**DATA**
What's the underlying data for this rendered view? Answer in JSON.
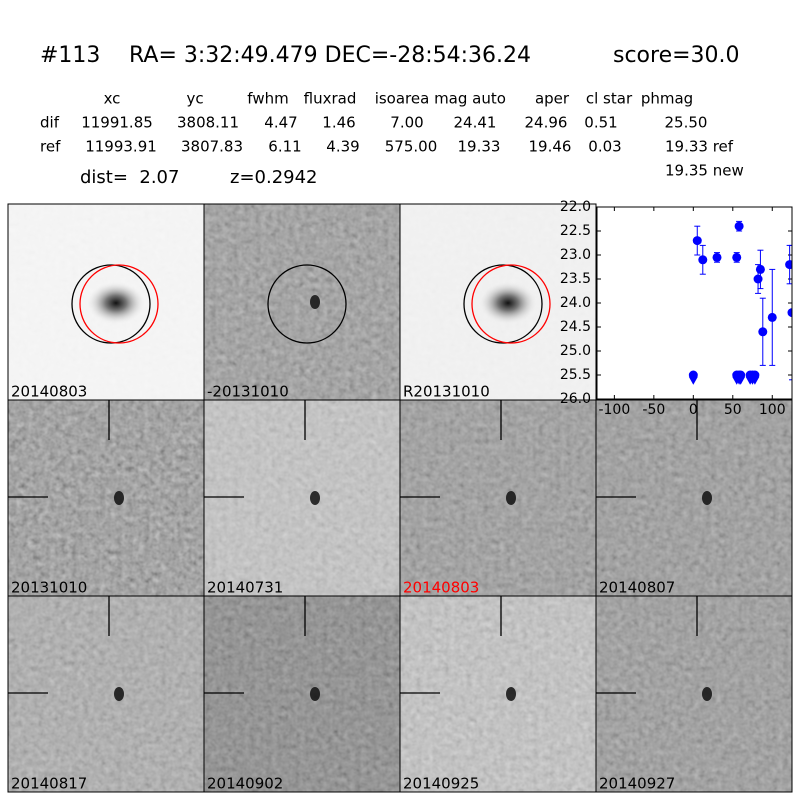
{
  "header": {
    "id": "#113",
    "coords": "RA= 3:32:49.479 DEC=-28:54:36.24",
    "score": "score=30.0"
  },
  "table": {
    "columns": [
      "xc",
      "yc",
      "fwhm",
      "fluxrad",
      "isoarea",
      "mag auto",
      "aper",
      "cl star",
      "phmag"
    ],
    "rows": [
      {
        "label": "dif",
        "cells": [
          "11991.85",
          "3808.11",
          "4.47",
          "1.46",
          "7.00",
          "24.41",
          "24.96",
          "0.51",
          "25.50"
        ]
      },
      {
        "label": "ref",
        "cells": [
          "11993.91",
          "3807.83",
          "6.11",
          "4.39",
          "575.00",
          "19.33",
          "19.46",
          "0.03",
          "19.33 ref"
        ]
      }
    ],
    "extra": "19.35 new"
  },
  "info": {
    "dist": "dist=  2.07",
    "z": "z=0.2942"
  },
  "panels": [
    {
      "label": "20140803"
    },
    {
      "label": "-20131010"
    },
    {
      "label": "R20131010"
    },
    {
      "label": "20131010"
    },
    {
      "label": "20140731"
    },
    {
      "label": "20140803",
      "color": "#ff0000"
    },
    {
      "label": "20140807"
    },
    {
      "label": "20140817"
    },
    {
      "label": "20140902"
    },
    {
      "label": "20140925"
    },
    {
      "label": "20140927"
    }
  ],
  "chart_data": {
    "type": "scatter",
    "xlim": [
      -122,
      125
    ],
    "xticks": [
      -100,
      -50,
      0,
      50,
      100
    ],
    "ylim": [
      22,
      26
    ],
    "invert_y": true,
    "yticks": [
      {
        "value": 22,
        "label": "22.0"
      },
      {
        "value": 22.5,
        "label": "22.5"
      },
      {
        "value": 23,
        "label": "23.0"
      },
      {
        "value": 23.5,
        "label": "23.5"
      },
      {
        "value": 24,
        "label": "24.0"
      },
      {
        "value": 24.5,
        "label": "24.5"
      },
      {
        "value": 25,
        "label": "25.0"
      },
      {
        "value": 25.5,
        "label": "25.5"
      },
      {
        "value": 26,
        "label": "26.0"
      }
    ],
    "series": [
      {
        "color": "#0000ff",
        "marker": "circle",
        "x": [
          0,
          5,
          12,
          30,
          55,
          58,
          55,
          58,
          60,
          72,
          75,
          78,
          82,
          85,
          88,
          100,
          122,
          125
        ],
        "values": [
          25.5,
          22.7,
          23.1,
          23.05,
          23.05,
          22.4,
          25.5,
          25.5,
          25.5,
          25.5,
          25.5,
          25.5,
          23.5,
          23.3,
          24.6,
          24.3,
          23.2,
          24.2
        ],
        "errors": [
          null,
          0.3,
          0.3,
          0.1,
          0.1,
          0.1,
          null,
          null,
          null,
          null,
          null,
          null,
          0.3,
          0.4,
          0.7,
          1.0,
          0.4,
          1.4
        ]
      },
      {
        "color": "#0000ff",
        "marker": "triangle-down",
        "x": [
          0,
          55,
          58,
          60,
          72,
          75,
          78
        ],
        "values": [
          25.62,
          25.62,
          25.62,
          25.62,
          25.62,
          25.62,
          25.62
        ],
        "errors": [
          null,
          null,
          null,
          null,
          null,
          null,
          null
        ]
      }
    ]
  }
}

**TASK STATEMENT**
Retype everything in the material word for word, minus pictures.

**RESPONSE BELOW**
What's the underlying data for this rendered view? Answer in JSON.
{
  "header": {
    "id": "#113",
    "coords": "RA= 3:32:49.479 DEC=-28:54:36.24",
    "score": "score=30.0"
  },
  "table": {
    "columns": [
      "xc",
      "yc",
      "fwhm",
      "fluxrad",
      "isoarea",
      "mag auto",
      "aper",
      "cl star",
      "phmag"
    ],
    "rows": [
      {
        "label": "dif",
        "cells": [
          "11991.85",
          "3808.11",
          "4.47",
          "1.46",
          "7.00",
          "24.41",
          "24.96",
          "0.51",
          "25.50"
        ]
      },
      {
        "label": "ref",
        "cells": [
          "11993.91",
          "3807.83",
          "6.11",
          "4.39",
          "575.00",
          "19.33",
          "19.46",
          "0.03",
          "19.33 ref"
        ]
      }
    ],
    "extra": "19.35 new"
  },
  "info": {
    "dist": "dist=  2.07",
    "z": "z=0.2942"
  },
  "panels": [
    {
      "label": "20140803"
    },
    {
      "label": "-20131010"
    },
    {
      "label": "R20131010"
    },
    {
      "label": "20131010"
    },
    {
      "label": "20140731"
    },
    {
      "label": "20140803",
      "color": "#ff0000"
    },
    {
      "label": "20140807"
    },
    {
      "label": "20140817"
    },
    {
      "label": "20140902"
    },
    {
      "label": "20140925"
    },
    {
      "label": "20140927"
    }
  ],
  "chart_data": {
    "type": "scatter",
    "xlim": [
      -122,
      125
    ],
    "xticks": [
      -100,
      -50,
      0,
      50,
      100
    ],
    "ylim": [
      22,
      26
    ],
    "invert_y": true,
    "yticks": [
      {
        "value": 22,
        "label": "22.0"
      },
      {
        "value": 22.5,
        "label": "22.5"
      },
      {
        "value": 23,
        "label": "23.0"
      },
      {
        "value": 23.5,
        "label": "23.5"
      },
      {
        "value": 24,
        "label": "24.0"
      },
      {
        "value": 24.5,
        "label": "24.5"
      },
      {
        "value": 25,
        "label": "25.0"
      },
      {
        "value": 25.5,
        "label": "25.5"
      },
      {
        "value": 26,
        "label": "26.0"
      }
    ],
    "series": [
      {
        "color": "#0000ff",
        "marker": "circle",
        "x": [
          0,
          5,
          12,
          30,
          55,
          58,
          55,
          58,
          60,
          72,
          75,
          78,
          82,
          85,
          88,
          100,
          122,
          125
        ],
        "values": [
          25.5,
          22.7,
          23.1,
          23.05,
          23.05,
          22.4,
          25.5,
          25.5,
          25.5,
          25.5,
          25.5,
          25.5,
          23.5,
          23.3,
          24.6,
          24.3,
          23.2,
          24.2
        ],
        "errors": [
          null,
          0.3,
          0.3,
          0.1,
          0.1,
          0.1,
          null,
          null,
          null,
          null,
          null,
          null,
          0.3,
          0.4,
          0.7,
          1.0,
          0.4,
          1.4
        ]
      },
      {
        "color": "#0000ff",
        "marker": "triangle-down",
        "x": [
          0,
          55,
          58,
          60,
          72,
          75,
          78
        ],
        "values": [
          25.62,
          25.62,
          25.62,
          25.62,
          25.62,
          25.62,
          25.62
        ],
        "errors": [
          null,
          null,
          null,
          null,
          null,
          null,
          null
        ]
      }
    ]
  }
}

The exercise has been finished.